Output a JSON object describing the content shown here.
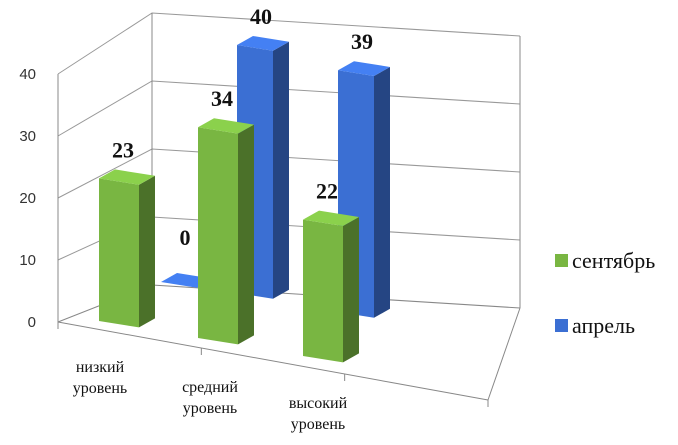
{
  "chart_data": {
    "type": "bar",
    "title": "",
    "xlabel": "",
    "ylabel": "",
    "ylim": [
      0,
      40
    ],
    "yticks": [
      0,
      10,
      20,
      30,
      40
    ],
    "grid": true,
    "legend_position": "right",
    "categories": [
      [
        "низкий",
        "уровень"
      ],
      [
        "средний",
        "уровень"
      ],
      [
        "высокий",
        "уровень"
      ]
    ],
    "series": [
      {
        "name": "сентябрь",
        "values": [
          23,
          34,
          22
        ],
        "color": "#79b642"
      },
      {
        "name": "апрель",
        "values": [
          0,
          40,
          39
        ],
        "color": "#3b6fd3"
      }
    ]
  }
}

[YOUR GOAL] Transcribe the material exactly, keeping every word and none of the pictures.

[RESPONSE TO THE EXERCISE]
Output a JSON object describing the content shown here.
{
  "chart_data": {
    "type": "bar",
    "title": "",
    "xlabel": "",
    "ylabel": "",
    "ylim": [
      0,
      40
    ],
    "yticks": [
      0,
      10,
      20,
      30,
      40
    ],
    "grid": true,
    "legend_position": "right",
    "categories": [
      [
        "низкий",
        "уровень"
      ],
      [
        "средний",
        "уровень"
      ],
      [
        "высокий",
        "уровень"
      ]
    ],
    "series": [
      {
        "name": "сентябрь",
        "values": [
          23,
          34,
          22
        ],
        "color": "#79b642"
      },
      {
        "name": "апрель",
        "values": [
          0,
          40,
          39
        ],
        "color": "#3b6fd3"
      }
    ]
  }
}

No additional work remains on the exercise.